-- start of DATA ENTRIES --

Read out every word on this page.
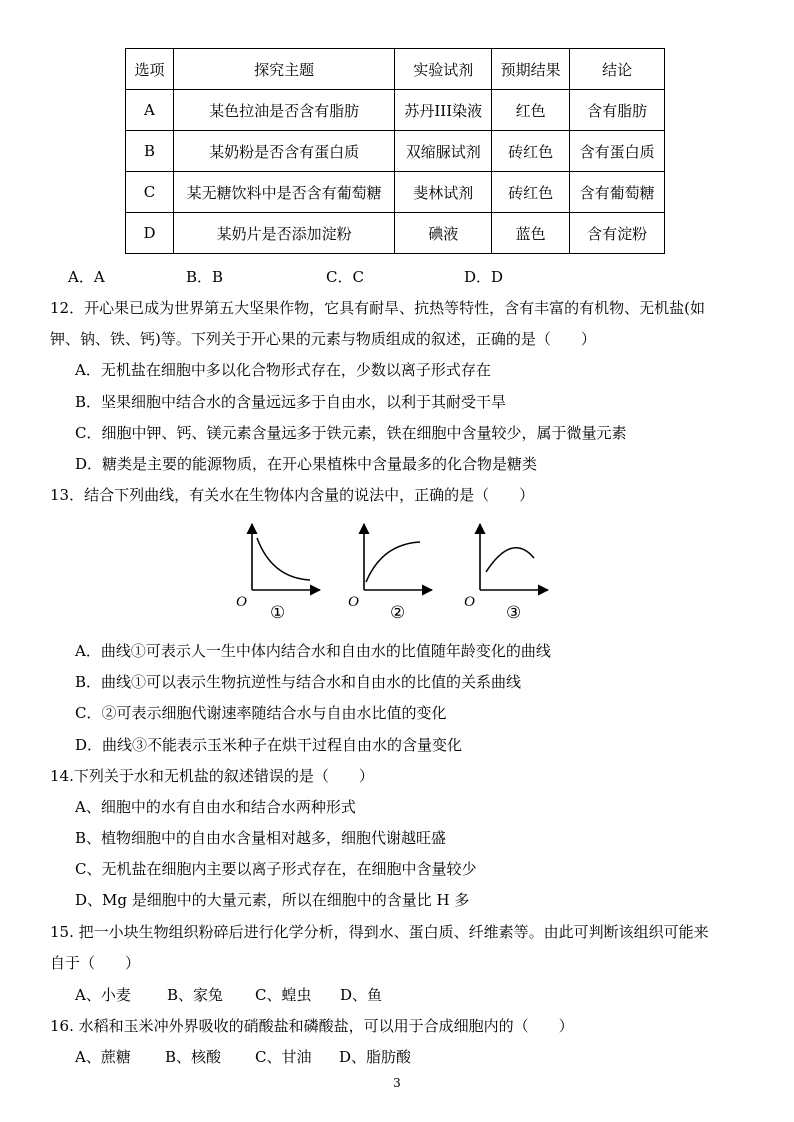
选项	探究主题	实验试剂	预期结果	结论
A	某色拉油是否含有脂肪	苏丹III染液	红色	含有脂肪
B	某奶粉是否含有蛋白质	双缩脲试剂	砖红色	含有蛋白质
C	某无糖饮料中是否含有葡萄糖	斐林试剂	砖红色	含有葡萄糖
D	某奶片是否添加淀粉	碘液	蓝色	含有淀粉
A．A	B．B	C．C	D．D
12．开心果已成为世界第五大坚果作物，它具有耐旱、抗热等特性，含有丰富的有机物、无机盐(如
钾、钠、铁、钙)等。下列关于开心果的元素与物质组成的叙述，正确的是（　　）
A．无机盐在细胞中多以化合物形式存在，少数以离子形式存在
B．坚果细胞中结合水的含量远远多于自由水，以利于其耐受干旱
C．细胞中钾、钙、镁元素含量远多于铁元素，铁在细胞中含量较少，属于微量元素
D．糖类是主要的能源物质，在开心果植株中含量最多的化合物是糖类
13．结合下列曲线，有关水在生物体内含量的说法中，正确的是（　　）
O
①
O
②
O
③
A．曲线①可表示人一生中体内结合水和自由水的比值随年龄变化的曲线
B．曲线①可以表示生物抗逆性与结合水和自由水的比值的关系曲线
C．②可表示细胞代谢速率随结合水与自由水比值的变化
D．曲线③不能表示玉米种子在烘干过程自由水的含量变化
14.下列关于水和无机盐的叙述错误的是（　　）
A、细胞中的水有自由水和结合水两种形式
B、植物细胞中的自由水含量相对越多，细胞代谢越旺盛
C、无机盐在细胞内主要以离子形式存在，在细胞中含量较少
D、Mg 是细胞中的大量元素，所以在细胞中的含量比 H 多
15. 把一小块生物组织粉碎后进行化学分析，得到水、蛋白质、纤维素等。由此可判断该组织可能来
自于（　　）
A、小麦 B、家兔 C、蝗虫 D、鱼
16. 水稻和玉米冲外界吸收的硝酸盐和磷酸盐，可以用于合成细胞内的（　　）
A、蔗糖 B、核酸 C、甘油 D、脂肪酸
3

-- end of DATA ENTRIES --

== AIM ==
Repeat the material verbatim. Do not carry over any picture.

== TASK OUTPUT ==
Read out every word on this page.
选项	探究主题	实验试剂	预期结果	结论
A	某色拉油是否含有脂肪	苏丹III染液	红色	含有脂肪
B	某奶粉是否含有蛋白质	双缩脲试剂	砖红色	含有蛋白质
C	某无糖饮料中是否含有葡萄糖	斐林试剂	砖红色	含有葡萄糖
D	某奶片是否添加淀粉	碘液	蓝色	含有淀粉
A．A	B．B	C．C	D．D
12．开心果已成为世界第五大坚果作物，它具有耐旱、抗热等特性，含有丰富的有机物、无机盐(如
钾、钠、铁、钙)等。下列关于开心果的元素与物质组成的叙述，正确的是（　　）
A．无机盐在细胞中多以化合物形式存在，少数以离子形式存在
B．坚果细胞中结合水的含量远远多于自由水，以利于其耐受干旱
C．细胞中钾、钙、镁元素含量远多于铁元素，铁在细胞中含量较少，属于微量元素
D．糖类是主要的能源物质，在开心果植株中含量最多的化合物是糖类
13．结合下列曲线，有关水在生物体内含量的说法中，正确的是（　　）
O
①
O
②
O
③
A．曲线①可表示人一生中体内结合水和自由水的比值随年龄变化的曲线
B．曲线①可以表示生物抗逆性与结合水和自由水的比值的关系曲线
C．②可表示细胞代谢速率随结合水与自由水比值的变化
D．曲线③不能表示玉米种子在烘干过程自由水的含量变化
14.下列关于水和无机盐的叙述错误的是（　　）
A、细胞中的水有自由水和结合水两种形式
B、植物细胞中的自由水含量相对越多，细胞代谢越旺盛
C、无机盐在细胞内主要以离子形式存在，在细胞中含量较少
D、Mg 是细胞中的大量元素，所以在细胞中的含量比 H 多
15. 把一小块生物组织粉碎后进行化学分析，得到水、蛋白质、纤维素等。由此可判断该组织可能来
自于（　　）
A、小麦 B、家兔 C、蝗虫 D、鱼
16. 水稻和玉米冲外界吸收的硝酸盐和磷酸盐，可以用于合成细胞内的（　　）
A、蔗糖 B、核酸 C、甘油 D、脂肪酸
3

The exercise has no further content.